| Your goal |
Search the data for the word "content" and copy every line that contains it.

___ Stored data

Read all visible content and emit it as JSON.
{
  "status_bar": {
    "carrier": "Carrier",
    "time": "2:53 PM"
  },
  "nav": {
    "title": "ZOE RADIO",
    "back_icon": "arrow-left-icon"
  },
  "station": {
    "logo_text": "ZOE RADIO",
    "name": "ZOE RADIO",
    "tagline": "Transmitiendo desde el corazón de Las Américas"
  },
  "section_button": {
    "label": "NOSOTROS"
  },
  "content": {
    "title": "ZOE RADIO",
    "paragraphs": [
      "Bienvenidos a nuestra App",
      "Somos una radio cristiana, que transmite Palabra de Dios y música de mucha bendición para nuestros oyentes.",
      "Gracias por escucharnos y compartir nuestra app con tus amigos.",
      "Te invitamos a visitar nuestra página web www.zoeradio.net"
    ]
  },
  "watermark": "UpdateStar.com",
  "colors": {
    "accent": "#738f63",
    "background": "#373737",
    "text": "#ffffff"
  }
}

______

| Solved problem |
Read all visible content and emit it as JSON.
  "content": {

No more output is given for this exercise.